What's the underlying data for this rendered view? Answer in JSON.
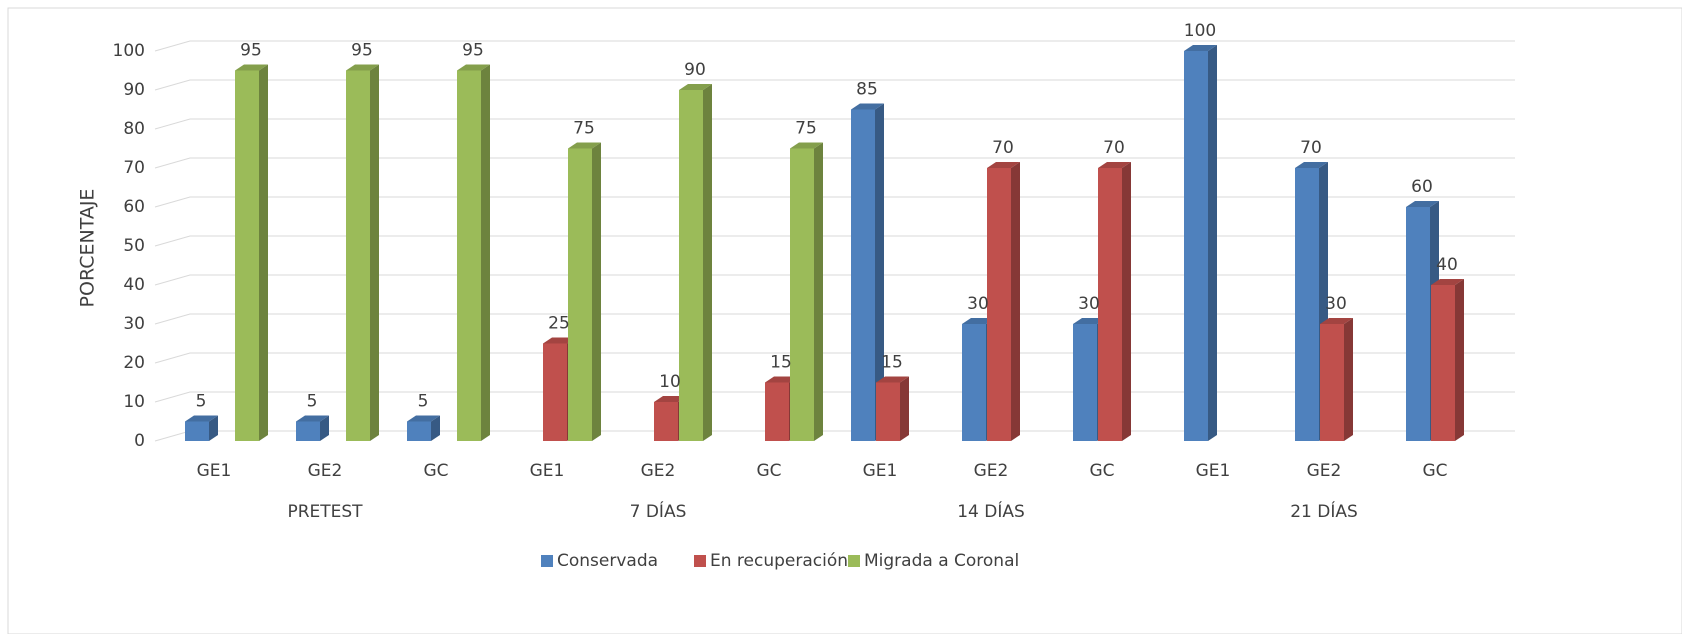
{
  "chart_data": {
    "type": "bar3d",
    "y_label": "PORCENTAJE",
    "categories": [
      "GE1",
      "GE2",
      "GC",
      "GE1",
      "GE2",
      "GC",
      "GE1",
      "GE2",
      "GC",
      "GE1",
      "GE2",
      "GC"
    ],
    "category_groups": [
      "PRETEST",
      "7 DÍAS",
      "14 DÍAS",
      "21 DÍAS"
    ],
    "series": [
      {
        "name": "Conservada",
        "color": "#4f81bd",
        "values": [
          5,
          5,
          5,
          null,
          null,
          null,
          85,
          30,
          30,
          100,
          70,
          60
        ]
      },
      {
        "name": "En recuperación",
        "color": "#c0504d",
        "values": [
          null,
          null,
          null,
          25,
          10,
          15,
          15,
          70,
          70,
          null,
          30,
          40
        ]
      },
      {
        "name": "Migrada a Coronal",
        "color": "#9bbb59",
        "values": [
          95,
          95,
          95,
          75,
          90,
          75,
          null,
          null,
          null,
          null,
          null,
          null
        ]
      }
    ],
    "ylim": [
      0,
      100
    ],
    "yticks": [
      0,
      10,
      20,
      30,
      40,
      50,
      60,
      70,
      80,
      90,
      100
    ],
    "grid": true,
    "legend": "bottom"
  }
}
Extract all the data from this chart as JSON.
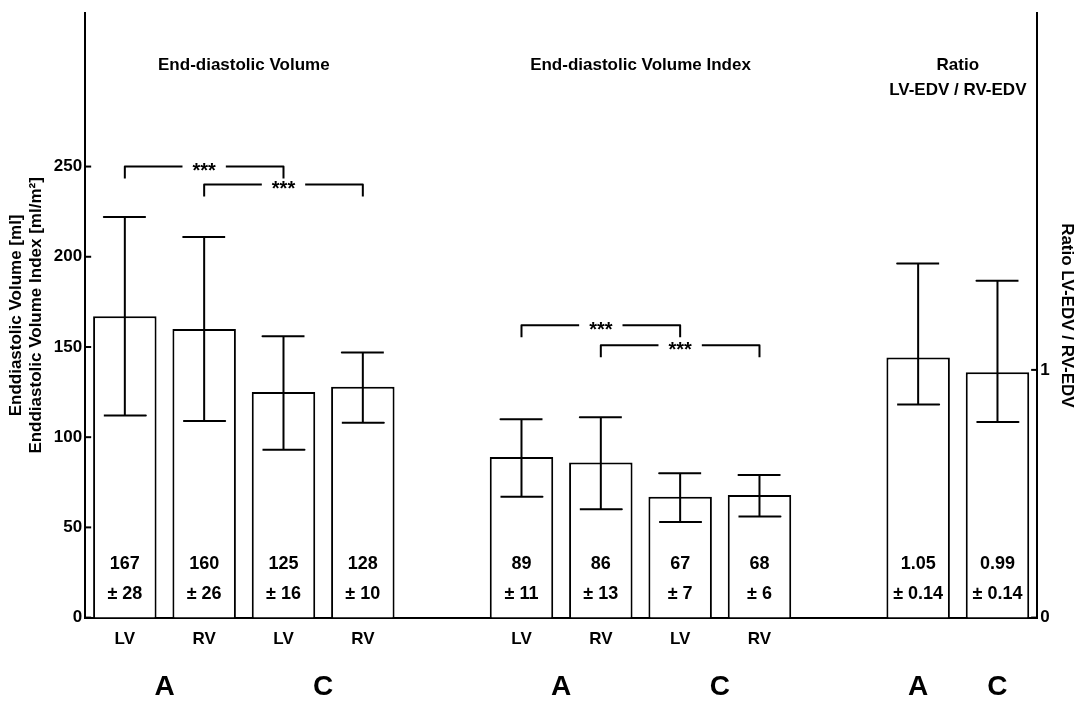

• [Exercise requirements]: In the records above, find each line with the word "name" and copy it.

• [Solution]:
        "name": "Conservada",
        "name": "En recuperación",
        "name": "Migrada a Coronal",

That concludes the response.